TASK STATEMENT:
Reproduce the records exactly.

[Records about charts and figures]

------------------------------------------------------------------------

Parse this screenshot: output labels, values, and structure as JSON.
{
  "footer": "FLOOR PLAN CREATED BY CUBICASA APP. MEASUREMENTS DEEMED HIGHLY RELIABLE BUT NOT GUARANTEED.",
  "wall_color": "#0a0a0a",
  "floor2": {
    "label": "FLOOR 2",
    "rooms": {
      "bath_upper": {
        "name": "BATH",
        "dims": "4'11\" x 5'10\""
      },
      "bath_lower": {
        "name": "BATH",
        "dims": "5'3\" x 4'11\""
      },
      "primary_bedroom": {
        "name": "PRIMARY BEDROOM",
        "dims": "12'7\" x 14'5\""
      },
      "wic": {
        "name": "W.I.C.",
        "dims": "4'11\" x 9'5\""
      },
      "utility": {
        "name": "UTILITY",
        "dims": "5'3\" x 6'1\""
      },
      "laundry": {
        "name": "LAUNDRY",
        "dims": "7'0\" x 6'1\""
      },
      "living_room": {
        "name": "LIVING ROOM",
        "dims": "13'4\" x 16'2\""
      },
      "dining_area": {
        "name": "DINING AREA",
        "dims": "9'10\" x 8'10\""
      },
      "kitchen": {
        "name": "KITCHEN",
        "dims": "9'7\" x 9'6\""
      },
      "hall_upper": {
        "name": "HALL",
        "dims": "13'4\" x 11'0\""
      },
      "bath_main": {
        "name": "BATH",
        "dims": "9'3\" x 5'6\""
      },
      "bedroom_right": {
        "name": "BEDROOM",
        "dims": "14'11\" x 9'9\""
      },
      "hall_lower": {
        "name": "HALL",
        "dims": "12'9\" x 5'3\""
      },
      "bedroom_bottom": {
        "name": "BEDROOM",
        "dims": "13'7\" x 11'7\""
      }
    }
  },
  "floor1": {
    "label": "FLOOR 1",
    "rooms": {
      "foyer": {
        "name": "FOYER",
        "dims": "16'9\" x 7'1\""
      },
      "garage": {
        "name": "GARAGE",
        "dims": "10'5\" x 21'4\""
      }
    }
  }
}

------------------------------------------------------------------------

TASK SOLUTION:
Parse this screenshot: output labels, values, and structure as JSON.
{
  "footer": "FLOOR PLAN CREATED BY CUBICASA APP. MEASUREMENTS DEEMED HIGHLY RELIABLE BUT NOT GUARANTEED.",
  "wall_color": "#0a0a0a",
  "floor2": {
    "label": "FLOOR 2",
    "rooms": {
      "bath_upper": {
        "name": "BATH",
        "dims": "4'11\" x 5'10\""
      },
      "bath_lower": {
        "name": "BATH",
        "dims": "5'3\" x 4'11\""
      },
      "primary_bedroom": {
        "name": "PRIMARY BEDROOM",
        "dims": "12'7\" x 14'5\""
      },
      "wic": {
        "name": "W.I.C.",
        "dims": "4'11\" x 9'5\""
      },
      "utility": {
        "name": "UTILITY",
        "dims": "5'3\" x 6'1\""
      },
      "laundry": {
        "name": "LAUNDRY",
        "dims": "7'0\" x 6'1\""
      },
      "living_room": {
        "name": "LIVING ROOM",
        "dims": "13'4\" x 16'2\""
      },
      "dining_area": {
        "name": "DINING AREA",
        "dims": "9'10\" x 8'10\""
      },
      "kitchen": {
        "name": "KITCHEN",
        "dims": "9'7\" x 9'6\""
      },
      "hall_upper": {
        "name": "HALL",
        "dims": "13'4\" x 11'0\""
      },
      "bath_main": {
        "name": "BATH",
        "dims": "9'3\" x 5'6\""
      },
      "bedroom_right": {
        "name": "BEDROOM",
        "dims": "14'11\" x 9'9\""
      },
      "hall_lower": {
        "name": "HALL",
        "dims": "12'9\" x 5'3\""
      },
      "bedroom_bottom": {
        "name": "BEDROOM",
        "dims": "13'7\" x 11'7\""
      }
    }
  },
  "floor1": {
    "label": "FLOOR 1",
    "rooms": {
      "foyer": {
        "name": "FOYER",
        "dims": "16'9\" x 7'1\""
      },
      "garage": {
        "name": "GARAGE",
        "dims": "10'5\" x 21'4\""
      }
    }
  }
}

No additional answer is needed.